* **Aim**:
Which lines hold the word "recipients"? Copy each of them from the material.

* **Extracted records**:

::::

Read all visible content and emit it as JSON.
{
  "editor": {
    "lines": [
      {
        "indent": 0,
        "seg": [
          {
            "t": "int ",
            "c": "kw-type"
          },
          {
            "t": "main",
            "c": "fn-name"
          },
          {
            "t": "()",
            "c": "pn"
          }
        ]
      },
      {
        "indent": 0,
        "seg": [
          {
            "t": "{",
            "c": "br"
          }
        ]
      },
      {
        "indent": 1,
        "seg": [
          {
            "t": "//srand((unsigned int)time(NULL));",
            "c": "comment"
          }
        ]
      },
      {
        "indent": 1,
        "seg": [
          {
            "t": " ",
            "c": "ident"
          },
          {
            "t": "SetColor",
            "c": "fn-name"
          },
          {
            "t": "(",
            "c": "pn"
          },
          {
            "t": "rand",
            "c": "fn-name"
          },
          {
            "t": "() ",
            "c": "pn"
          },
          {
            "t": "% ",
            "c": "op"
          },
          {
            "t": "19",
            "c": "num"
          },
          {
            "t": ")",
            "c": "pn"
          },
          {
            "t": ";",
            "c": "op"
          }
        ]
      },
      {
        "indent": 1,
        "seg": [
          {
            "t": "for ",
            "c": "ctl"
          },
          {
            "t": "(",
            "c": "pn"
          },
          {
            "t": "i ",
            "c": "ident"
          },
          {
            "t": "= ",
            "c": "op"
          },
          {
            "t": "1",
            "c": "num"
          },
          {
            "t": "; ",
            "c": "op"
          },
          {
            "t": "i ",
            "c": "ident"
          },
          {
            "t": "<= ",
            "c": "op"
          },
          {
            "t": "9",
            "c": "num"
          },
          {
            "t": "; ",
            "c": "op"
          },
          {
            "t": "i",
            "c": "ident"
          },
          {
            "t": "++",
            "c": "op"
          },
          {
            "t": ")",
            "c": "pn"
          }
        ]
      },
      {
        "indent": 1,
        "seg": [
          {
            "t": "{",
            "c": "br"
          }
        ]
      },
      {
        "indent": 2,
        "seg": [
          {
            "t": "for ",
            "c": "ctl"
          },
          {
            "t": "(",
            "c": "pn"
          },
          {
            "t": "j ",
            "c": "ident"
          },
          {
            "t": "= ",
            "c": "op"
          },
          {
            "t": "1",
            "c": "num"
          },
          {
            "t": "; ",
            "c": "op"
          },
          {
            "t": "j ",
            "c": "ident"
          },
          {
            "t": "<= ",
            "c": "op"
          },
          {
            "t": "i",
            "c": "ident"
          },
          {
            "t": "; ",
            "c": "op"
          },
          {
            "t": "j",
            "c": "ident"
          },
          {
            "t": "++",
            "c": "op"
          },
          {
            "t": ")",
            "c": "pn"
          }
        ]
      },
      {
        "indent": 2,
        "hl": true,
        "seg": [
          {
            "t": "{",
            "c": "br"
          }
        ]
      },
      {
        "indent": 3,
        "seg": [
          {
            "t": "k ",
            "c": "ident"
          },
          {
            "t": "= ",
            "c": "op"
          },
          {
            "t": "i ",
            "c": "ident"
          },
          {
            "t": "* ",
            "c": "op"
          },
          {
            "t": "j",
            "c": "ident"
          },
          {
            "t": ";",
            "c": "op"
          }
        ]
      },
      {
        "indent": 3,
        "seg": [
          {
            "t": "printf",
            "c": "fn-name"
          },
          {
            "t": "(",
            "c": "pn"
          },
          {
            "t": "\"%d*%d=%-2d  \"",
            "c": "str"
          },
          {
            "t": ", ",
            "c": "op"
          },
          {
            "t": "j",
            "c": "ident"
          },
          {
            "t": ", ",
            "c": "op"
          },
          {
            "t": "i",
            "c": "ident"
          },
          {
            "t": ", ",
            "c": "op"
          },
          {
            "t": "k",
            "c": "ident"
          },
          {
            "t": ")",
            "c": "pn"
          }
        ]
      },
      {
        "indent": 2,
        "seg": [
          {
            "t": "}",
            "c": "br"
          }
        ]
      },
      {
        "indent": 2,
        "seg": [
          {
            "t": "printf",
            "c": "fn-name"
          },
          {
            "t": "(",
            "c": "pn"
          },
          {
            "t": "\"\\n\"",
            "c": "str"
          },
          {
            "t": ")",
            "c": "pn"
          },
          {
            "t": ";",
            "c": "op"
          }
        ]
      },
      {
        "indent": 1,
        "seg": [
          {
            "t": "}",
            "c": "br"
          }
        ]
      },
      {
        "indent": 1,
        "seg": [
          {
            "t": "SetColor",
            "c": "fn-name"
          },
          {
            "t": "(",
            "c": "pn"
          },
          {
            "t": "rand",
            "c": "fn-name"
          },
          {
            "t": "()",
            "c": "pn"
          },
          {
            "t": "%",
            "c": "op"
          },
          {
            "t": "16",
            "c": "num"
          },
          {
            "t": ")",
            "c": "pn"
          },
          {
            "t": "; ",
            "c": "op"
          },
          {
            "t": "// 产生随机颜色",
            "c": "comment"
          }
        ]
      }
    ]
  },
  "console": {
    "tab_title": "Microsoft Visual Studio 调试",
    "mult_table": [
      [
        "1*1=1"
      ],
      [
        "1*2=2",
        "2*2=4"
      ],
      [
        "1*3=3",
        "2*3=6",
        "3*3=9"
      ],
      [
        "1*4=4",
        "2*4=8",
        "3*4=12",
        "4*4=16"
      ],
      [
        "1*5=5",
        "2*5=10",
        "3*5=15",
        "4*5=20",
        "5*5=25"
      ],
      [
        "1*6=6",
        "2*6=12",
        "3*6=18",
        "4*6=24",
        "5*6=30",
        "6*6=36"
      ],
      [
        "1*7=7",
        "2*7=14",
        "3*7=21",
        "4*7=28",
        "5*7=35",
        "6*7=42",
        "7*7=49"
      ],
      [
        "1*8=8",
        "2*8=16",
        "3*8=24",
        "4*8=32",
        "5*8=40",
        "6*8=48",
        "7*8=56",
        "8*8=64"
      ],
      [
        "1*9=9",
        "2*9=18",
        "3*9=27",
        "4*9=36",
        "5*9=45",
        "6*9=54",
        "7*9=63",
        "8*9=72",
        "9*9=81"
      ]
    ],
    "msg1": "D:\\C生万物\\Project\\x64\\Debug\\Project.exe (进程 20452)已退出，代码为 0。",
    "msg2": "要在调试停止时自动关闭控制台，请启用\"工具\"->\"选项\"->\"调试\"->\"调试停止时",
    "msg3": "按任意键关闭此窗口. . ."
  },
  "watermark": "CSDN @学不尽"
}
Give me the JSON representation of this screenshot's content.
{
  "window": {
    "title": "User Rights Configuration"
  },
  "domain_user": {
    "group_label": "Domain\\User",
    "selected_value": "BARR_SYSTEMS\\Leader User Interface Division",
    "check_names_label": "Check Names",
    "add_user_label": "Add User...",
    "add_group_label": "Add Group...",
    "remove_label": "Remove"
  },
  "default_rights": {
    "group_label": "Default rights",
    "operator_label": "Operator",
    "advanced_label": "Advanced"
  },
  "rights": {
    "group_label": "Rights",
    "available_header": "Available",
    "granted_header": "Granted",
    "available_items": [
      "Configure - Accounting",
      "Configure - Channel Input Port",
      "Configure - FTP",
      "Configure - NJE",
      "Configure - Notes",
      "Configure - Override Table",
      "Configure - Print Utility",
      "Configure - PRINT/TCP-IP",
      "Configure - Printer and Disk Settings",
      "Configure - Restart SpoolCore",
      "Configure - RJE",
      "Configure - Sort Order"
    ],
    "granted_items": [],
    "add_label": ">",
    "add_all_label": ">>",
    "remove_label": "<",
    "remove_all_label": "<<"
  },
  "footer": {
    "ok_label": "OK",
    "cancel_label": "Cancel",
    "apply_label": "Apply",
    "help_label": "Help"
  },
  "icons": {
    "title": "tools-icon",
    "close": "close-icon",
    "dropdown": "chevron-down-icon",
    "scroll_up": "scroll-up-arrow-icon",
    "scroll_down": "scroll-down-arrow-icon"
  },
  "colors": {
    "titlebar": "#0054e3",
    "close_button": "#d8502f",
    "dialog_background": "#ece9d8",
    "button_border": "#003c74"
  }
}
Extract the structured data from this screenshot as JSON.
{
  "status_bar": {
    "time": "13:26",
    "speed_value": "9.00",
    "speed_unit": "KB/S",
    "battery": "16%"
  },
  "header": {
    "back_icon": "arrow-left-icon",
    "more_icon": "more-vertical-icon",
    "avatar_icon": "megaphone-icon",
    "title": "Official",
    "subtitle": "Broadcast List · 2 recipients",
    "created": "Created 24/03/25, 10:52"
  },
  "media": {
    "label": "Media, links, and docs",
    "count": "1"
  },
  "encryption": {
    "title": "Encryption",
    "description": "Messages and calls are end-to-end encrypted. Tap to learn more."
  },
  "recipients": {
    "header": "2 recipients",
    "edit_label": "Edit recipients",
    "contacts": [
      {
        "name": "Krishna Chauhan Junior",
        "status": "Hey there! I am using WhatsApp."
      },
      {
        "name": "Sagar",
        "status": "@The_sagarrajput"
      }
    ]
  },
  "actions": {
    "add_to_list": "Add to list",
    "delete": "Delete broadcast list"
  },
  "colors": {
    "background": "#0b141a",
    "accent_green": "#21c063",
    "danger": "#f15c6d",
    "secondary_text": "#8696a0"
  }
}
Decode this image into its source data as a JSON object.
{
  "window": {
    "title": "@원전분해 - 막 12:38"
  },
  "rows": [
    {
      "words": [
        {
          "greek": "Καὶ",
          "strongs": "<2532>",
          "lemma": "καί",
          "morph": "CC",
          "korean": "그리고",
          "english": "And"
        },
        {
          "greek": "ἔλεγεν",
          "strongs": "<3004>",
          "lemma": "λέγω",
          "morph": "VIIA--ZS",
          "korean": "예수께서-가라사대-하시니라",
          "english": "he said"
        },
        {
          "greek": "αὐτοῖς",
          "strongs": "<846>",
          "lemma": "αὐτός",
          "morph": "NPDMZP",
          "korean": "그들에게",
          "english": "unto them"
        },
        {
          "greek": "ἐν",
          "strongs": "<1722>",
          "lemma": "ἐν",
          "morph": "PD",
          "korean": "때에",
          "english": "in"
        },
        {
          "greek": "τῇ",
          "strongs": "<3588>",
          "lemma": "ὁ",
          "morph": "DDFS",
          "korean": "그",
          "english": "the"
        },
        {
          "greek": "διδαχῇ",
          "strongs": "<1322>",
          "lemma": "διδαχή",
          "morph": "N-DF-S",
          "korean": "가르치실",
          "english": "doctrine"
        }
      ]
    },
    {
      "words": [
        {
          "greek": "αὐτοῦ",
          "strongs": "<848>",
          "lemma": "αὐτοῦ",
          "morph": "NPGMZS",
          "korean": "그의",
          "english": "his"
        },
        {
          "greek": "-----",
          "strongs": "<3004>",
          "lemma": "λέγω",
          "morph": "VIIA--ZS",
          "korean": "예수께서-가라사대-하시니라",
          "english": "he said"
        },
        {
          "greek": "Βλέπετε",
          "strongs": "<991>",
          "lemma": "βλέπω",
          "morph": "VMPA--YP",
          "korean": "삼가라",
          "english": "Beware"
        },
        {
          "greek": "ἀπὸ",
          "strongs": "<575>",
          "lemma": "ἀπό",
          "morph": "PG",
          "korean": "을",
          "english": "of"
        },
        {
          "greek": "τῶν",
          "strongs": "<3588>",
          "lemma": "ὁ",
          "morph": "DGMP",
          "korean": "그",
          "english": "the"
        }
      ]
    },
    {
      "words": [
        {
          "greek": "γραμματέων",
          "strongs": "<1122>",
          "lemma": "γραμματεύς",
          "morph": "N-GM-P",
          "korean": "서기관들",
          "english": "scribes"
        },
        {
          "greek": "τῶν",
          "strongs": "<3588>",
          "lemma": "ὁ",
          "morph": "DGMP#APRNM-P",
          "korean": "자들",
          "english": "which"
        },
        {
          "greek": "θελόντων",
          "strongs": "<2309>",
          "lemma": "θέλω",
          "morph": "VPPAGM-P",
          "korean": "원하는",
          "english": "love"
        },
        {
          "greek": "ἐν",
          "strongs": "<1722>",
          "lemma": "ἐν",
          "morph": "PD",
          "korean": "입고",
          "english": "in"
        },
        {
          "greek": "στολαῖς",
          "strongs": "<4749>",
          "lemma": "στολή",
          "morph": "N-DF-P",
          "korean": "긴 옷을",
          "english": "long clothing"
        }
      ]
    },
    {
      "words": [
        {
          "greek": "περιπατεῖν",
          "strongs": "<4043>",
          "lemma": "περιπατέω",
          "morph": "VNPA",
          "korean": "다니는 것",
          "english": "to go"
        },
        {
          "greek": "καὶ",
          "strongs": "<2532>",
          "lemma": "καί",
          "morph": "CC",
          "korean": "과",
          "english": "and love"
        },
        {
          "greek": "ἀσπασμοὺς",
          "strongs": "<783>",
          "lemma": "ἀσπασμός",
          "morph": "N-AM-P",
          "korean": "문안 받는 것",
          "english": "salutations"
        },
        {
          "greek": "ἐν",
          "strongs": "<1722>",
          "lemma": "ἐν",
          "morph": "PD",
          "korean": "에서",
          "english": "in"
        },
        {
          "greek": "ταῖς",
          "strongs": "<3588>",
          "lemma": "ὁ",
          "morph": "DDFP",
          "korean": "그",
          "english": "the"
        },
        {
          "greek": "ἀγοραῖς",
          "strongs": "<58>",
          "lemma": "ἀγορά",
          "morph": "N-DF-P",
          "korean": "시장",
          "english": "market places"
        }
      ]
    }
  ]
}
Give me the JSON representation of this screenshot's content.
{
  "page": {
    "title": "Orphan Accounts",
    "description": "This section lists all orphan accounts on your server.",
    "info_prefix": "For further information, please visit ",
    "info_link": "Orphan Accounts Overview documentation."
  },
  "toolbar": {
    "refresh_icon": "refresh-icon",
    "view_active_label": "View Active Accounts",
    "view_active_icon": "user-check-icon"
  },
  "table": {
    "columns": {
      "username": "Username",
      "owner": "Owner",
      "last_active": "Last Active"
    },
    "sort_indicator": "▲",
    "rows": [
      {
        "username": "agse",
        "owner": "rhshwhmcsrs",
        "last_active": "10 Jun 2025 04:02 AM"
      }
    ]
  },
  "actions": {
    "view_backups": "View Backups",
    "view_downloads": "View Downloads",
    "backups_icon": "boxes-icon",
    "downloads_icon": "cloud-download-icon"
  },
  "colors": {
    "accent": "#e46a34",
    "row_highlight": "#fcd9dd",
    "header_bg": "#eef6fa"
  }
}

::::

* **Result below**:
    "subtitle": "Broadcast List · 2 recipients",
  "recipients": {
    "header": "2 recipients",
    "edit_label": "Edit recipients",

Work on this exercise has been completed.